SET EXERCISE:
Find and return each line containing "ylabel".

** START DATA FOR THE TASK **

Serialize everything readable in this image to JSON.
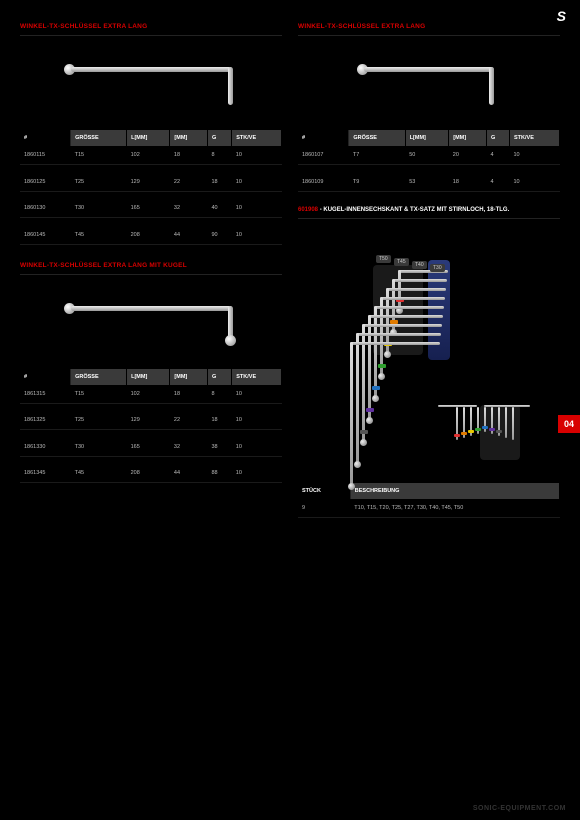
{
  "brand_glyph": "S",
  "page_tab": "04",
  "footer": "SONIC-EQUIPMENT.COM",
  "left": {
    "section1": {
      "title": "WINKEL-TX-SCHLÜSSEL EXTRA LANG",
      "columns": [
        "#",
        "GRÖSSE",
        "L[MM]",
        "[MM]",
        "G",
        "STK/VE"
      ],
      "rows": [
        [
          "1860115",
          "T15",
          "102",
          "18",
          "8",
          "10"
        ],
        [
          "1860125",
          "T25",
          "129",
          "22",
          "18",
          "10"
        ],
        [
          "1860130",
          "T30",
          "165",
          "32",
          "40",
          "10"
        ],
        [
          "1860145",
          "T45",
          "208",
          "44",
          "90",
          "10"
        ]
      ]
    },
    "section2": {
      "title": "WINKEL-TX-SCHLÜSSEL EXTRA LANG MIT KUGEL",
      "columns": [
        "#",
        "GRÖSSE",
        "L[MM]",
        "[MM]",
        "G",
        "STK/VE"
      ],
      "rows": [
        [
          "1861315",
          "T15",
          "102",
          "18",
          "8",
          "10"
        ],
        [
          "1861325",
          "T25",
          "129",
          "22",
          "18",
          "10"
        ],
        [
          "1861330",
          "T30",
          "165",
          "32",
          "38",
          "10"
        ],
        [
          "1861345",
          "T45",
          "208",
          "44",
          "88",
          "10"
        ]
      ]
    }
  },
  "right": {
    "section1": {
      "title": "WINKEL-TX-SCHLÜSSEL EXTRA LANG",
      "columns": [
        "#",
        "GRÖSSE",
        "L[MM]",
        "[MM]",
        "G",
        "STK/VE"
      ],
      "rows": [
        [
          "1860107",
          "T7",
          "50",
          "20",
          "4",
          "10"
        ],
        [
          "1860109",
          "T9",
          "53",
          "18",
          "4",
          "10"
        ]
      ]
    },
    "set": {
      "article": "601908",
      "desc": "- KUGEL-INNENSECHSKANT & TX-SATZ MIT STIRNLOCH, 18-TLG.",
      "size_labels": [
        "T50",
        "T45",
        "T40",
        "T30"
      ],
      "band_colors": [
        "#e03030",
        "#e07b00",
        "#e6c800",
        "#30a030",
        "#2070c0",
        "#6030a0",
        "#555555"
      ],
      "table_cols": [
        "STÜCK",
        "BESCHREIBUNG"
      ],
      "table_row": [
        "9",
        "T10, T15, T20, T25, T27, T30, T40, T45, T50"
      ]
    }
  }
}
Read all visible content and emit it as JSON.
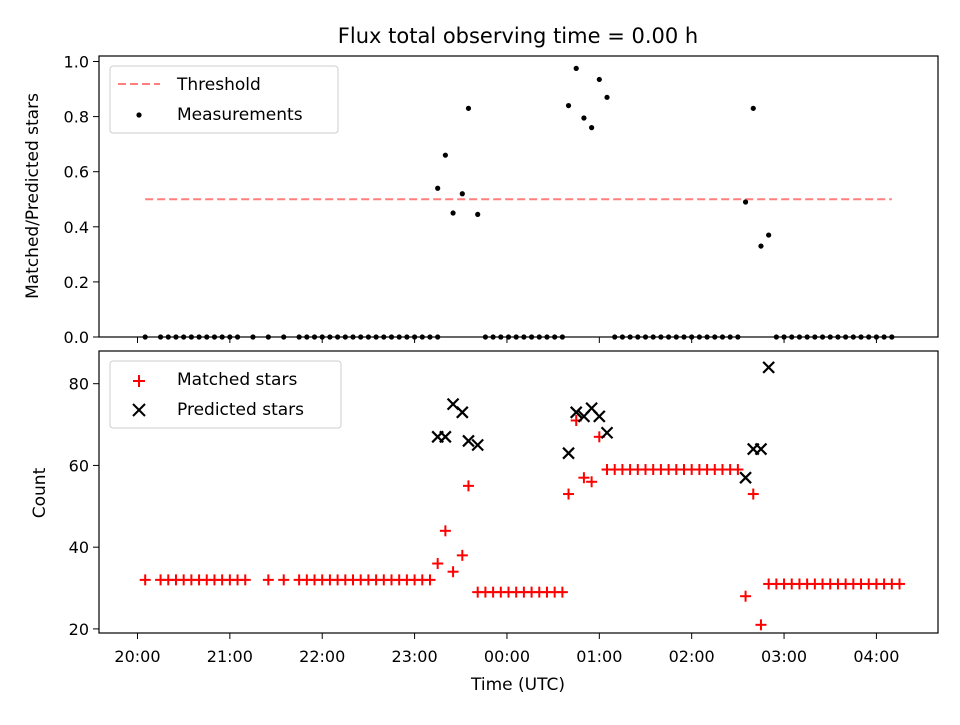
{
  "chart_data": [
    {
      "type": "scatter",
      "title": "Flux total observing time = 0.00 h",
      "xlabel": "",
      "ylabel": "Matched/Predicted stars",
      "ylim": [
        0,
        1.02
      ],
      "yticks": [
        "0.0",
        "0.2",
        "0.4",
        "0.6",
        "0.8",
        "1.0"
      ],
      "legend": {
        "position": "top-left",
        "entries": [
          "Threshold",
          "Measurements"
        ]
      },
      "threshold": {
        "name": "Threshold",
        "y": 0.5,
        "x_start": "20:05",
        "x_end": "04:10",
        "color": "#ff7f7f"
      },
      "series": [
        {
          "name": "Measurements",
          "color": "#000000",
          "points": [
            [
              "20:05",
              0
            ],
            [
              "20:15",
              0
            ],
            [
              "20:20",
              0
            ],
            [
              "20:25",
              0
            ],
            [
              "20:30",
              0
            ],
            [
              "20:35",
              0
            ],
            [
              "20:40",
              0
            ],
            [
              "20:45",
              0
            ],
            [
              "20:50",
              0
            ],
            [
              "20:55",
              0
            ],
            [
              "21:00",
              0
            ],
            [
              "21:05",
              0
            ],
            [
              "21:15",
              0
            ],
            [
              "21:25",
              0
            ],
            [
              "21:35",
              0
            ],
            [
              "21:45",
              0
            ],
            [
              "21:50",
              0
            ],
            [
              "21:55",
              0
            ],
            [
              "22:00",
              0
            ],
            [
              "22:05",
              0
            ],
            [
              "22:10",
              0
            ],
            [
              "22:15",
              0
            ],
            [
              "22:20",
              0
            ],
            [
              "22:25",
              0
            ],
            [
              "22:30",
              0
            ],
            [
              "22:35",
              0
            ],
            [
              "22:40",
              0
            ],
            [
              "22:45",
              0
            ],
            [
              "22:50",
              0
            ],
            [
              "22:55",
              0
            ],
            [
              "23:00",
              0
            ],
            [
              "23:05",
              0
            ],
            [
              "23:10",
              0
            ],
            [
              "23:15",
              0
            ],
            [
              "23:15",
              0.54
            ],
            [
              "23:20",
              0.66
            ],
            [
              "23:25",
              0.45
            ],
            [
              "23:31",
              0.52
            ],
            [
              "23:35",
              0.83
            ],
            [
              "23:41",
              0.445
            ],
            [
              "23:46",
              0
            ],
            [
              "23:51",
              0
            ],
            [
              "23:56",
              0
            ],
            [
              "00:01",
              0
            ],
            [
              "00:06",
              0
            ],
            [
              "00:11",
              0
            ],
            [
              "00:16",
              0
            ],
            [
              "00:21",
              0
            ],
            [
              "00:26",
              0
            ],
            [
              "00:31",
              0
            ],
            [
              "00:36",
              0
            ],
            [
              "00:40",
              0.84
            ],
            [
              "00:45",
              0.975
            ],
            [
              "00:50",
              0.795
            ],
            [
              "00:55",
              0.76
            ],
            [
              "01:00",
              0.935
            ],
            [
              "01:05",
              0.87
            ],
            [
              "01:10",
              0
            ],
            [
              "01:15",
              0
            ],
            [
              "01:20",
              0
            ],
            [
              "01:25",
              0
            ],
            [
              "01:30",
              0
            ],
            [
              "01:35",
              0
            ],
            [
              "01:40",
              0
            ],
            [
              "01:45",
              0
            ],
            [
              "01:50",
              0
            ],
            [
              "01:55",
              0
            ],
            [
              "02:00",
              0
            ],
            [
              "02:05",
              0
            ],
            [
              "02:10",
              0
            ],
            [
              "02:15",
              0
            ],
            [
              "02:20",
              0
            ],
            [
              "02:25",
              0
            ],
            [
              "02:30",
              0
            ],
            [
              "02:35",
              0.49
            ],
            [
              "02:40",
              0.83
            ],
            [
              "02:45",
              0.33
            ],
            [
              "02:50",
              0.37
            ],
            [
              "02:55",
              0
            ],
            [
              "03:00",
              0
            ],
            [
              "03:05",
              0
            ],
            [
              "03:10",
              0
            ],
            [
              "03:15",
              0
            ],
            [
              "03:20",
              0
            ],
            [
              "03:25",
              0
            ],
            [
              "03:30",
              0
            ],
            [
              "03:35",
              0
            ],
            [
              "03:40",
              0
            ],
            [
              "03:45",
              0
            ],
            [
              "03:50",
              0
            ],
            [
              "03:55",
              0
            ],
            [
              "04:00",
              0
            ],
            [
              "04:05",
              0
            ],
            [
              "04:10",
              0
            ]
          ]
        }
      ]
    },
    {
      "type": "scatter",
      "title": "",
      "xlabel": "Time (UTC)",
      "ylabel": "Count",
      "ylim": [
        19,
        88
      ],
      "xlim": [
        "19:35",
        "04:40"
      ],
      "xticks": [
        "20:00",
        "21:00",
        "22:00",
        "23:00",
        "00:00",
        "01:00",
        "02:00",
        "03:00",
        "04:00"
      ],
      "yticks": [
        "20",
        "40",
        "60",
        "80"
      ],
      "legend": {
        "position": "top-left",
        "entries": [
          "Matched stars",
          "Predicted stars"
        ]
      },
      "series": [
        {
          "name": "Matched stars",
          "marker": "plus",
          "color": "#ff0000",
          "points": [
            [
              "20:05",
              32
            ],
            [
              "20:15",
              32
            ],
            [
              "20:20",
              32
            ],
            [
              "20:25",
              32
            ],
            [
              "20:30",
              32
            ],
            [
              "20:35",
              32
            ],
            [
              "20:40",
              32
            ],
            [
              "20:45",
              32
            ],
            [
              "20:50",
              32
            ],
            [
              "20:55",
              32
            ],
            [
              "21:00",
              32
            ],
            [
              "21:05",
              32
            ],
            [
              "21:10",
              32
            ],
            [
              "21:25",
              32
            ],
            [
              "21:35",
              32
            ],
            [
              "21:45",
              32
            ],
            [
              "21:50",
              32
            ],
            [
              "21:55",
              32
            ],
            [
              "22:00",
              32
            ],
            [
              "22:05",
              32
            ],
            [
              "22:10",
              32
            ],
            [
              "22:15",
              32
            ],
            [
              "22:20",
              32
            ],
            [
              "22:25",
              32
            ],
            [
              "22:30",
              32
            ],
            [
              "22:35",
              32
            ],
            [
              "22:40",
              32
            ],
            [
              "22:45",
              32
            ],
            [
              "22:50",
              32
            ],
            [
              "22:55",
              32
            ],
            [
              "23:00",
              32
            ],
            [
              "23:05",
              32
            ],
            [
              "23:10",
              32
            ],
            [
              "23:15",
              36
            ],
            [
              "23:20",
              44
            ],
            [
              "23:25",
              34
            ],
            [
              "23:31",
              38
            ],
            [
              "23:35",
              55
            ],
            [
              "23:41",
              29
            ],
            [
              "23:46",
              29
            ],
            [
              "23:51",
              29
            ],
            [
              "23:56",
              29
            ],
            [
              "00:01",
              29
            ],
            [
              "00:06",
              29
            ],
            [
              "00:11",
              29
            ],
            [
              "00:16",
              29
            ],
            [
              "00:21",
              29
            ],
            [
              "00:26",
              29
            ],
            [
              "00:31",
              29
            ],
            [
              "00:36",
              29
            ],
            [
              "00:40",
              53
            ],
            [
              "00:45",
              71
            ],
            [
              "00:50",
              57
            ],
            [
              "00:55",
              56
            ],
            [
              "01:00",
              67
            ],
            [
              "01:05",
              59
            ],
            [
              "01:10",
              59
            ],
            [
              "01:15",
              59
            ],
            [
              "01:20",
              59
            ],
            [
              "01:25",
              59
            ],
            [
              "01:30",
              59
            ],
            [
              "01:35",
              59
            ],
            [
              "01:40",
              59
            ],
            [
              "01:45",
              59
            ],
            [
              "01:50",
              59
            ],
            [
              "01:55",
              59
            ],
            [
              "02:00",
              59
            ],
            [
              "02:05",
              59
            ],
            [
              "02:10",
              59
            ],
            [
              "02:15",
              59
            ],
            [
              "02:20",
              59
            ],
            [
              "02:25",
              59
            ],
            [
              "02:30",
              59
            ],
            [
              "02:35",
              28
            ],
            [
              "02:40",
              53
            ],
            [
              "02:45",
              21
            ],
            [
              "02:50",
              31
            ],
            [
              "02:55",
              31
            ],
            [
              "03:00",
              31
            ],
            [
              "03:05",
              31
            ],
            [
              "03:10",
              31
            ],
            [
              "03:15",
              31
            ],
            [
              "03:20",
              31
            ],
            [
              "03:25",
              31
            ],
            [
              "03:30",
              31
            ],
            [
              "03:35",
              31
            ],
            [
              "03:40",
              31
            ],
            [
              "03:45",
              31
            ],
            [
              "03:50",
              31
            ],
            [
              "03:55",
              31
            ],
            [
              "04:00",
              31
            ],
            [
              "04:05",
              31
            ],
            [
              "04:10",
              31
            ],
            [
              "04:15",
              31
            ]
          ]
        },
        {
          "name": "Predicted stars",
          "marker": "x",
          "color": "#000000",
          "points": [
            [
              "23:15",
              67
            ],
            [
              "23:20",
              67
            ],
            [
              "23:25",
              75
            ],
            [
              "23:31",
              73
            ],
            [
              "23:35",
              66
            ],
            [
              "23:41",
              65
            ],
            [
              "00:40",
              63
            ],
            [
              "00:45",
              73
            ],
            [
              "00:50",
              72
            ],
            [
              "00:55",
              74
            ],
            [
              "01:00",
              72
            ],
            [
              "01:05",
              68
            ],
            [
              "02:35",
              57
            ],
            [
              "02:40",
              64
            ],
            [
              "02:45",
              64
            ],
            [
              "02:50",
              84
            ]
          ]
        }
      ]
    }
  ]
}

** END DATA FOR THE TASK **

RESULT OF THIS TASK:
      "ylabel": "Matched/Predicted stars",
      "ylabel": "Count",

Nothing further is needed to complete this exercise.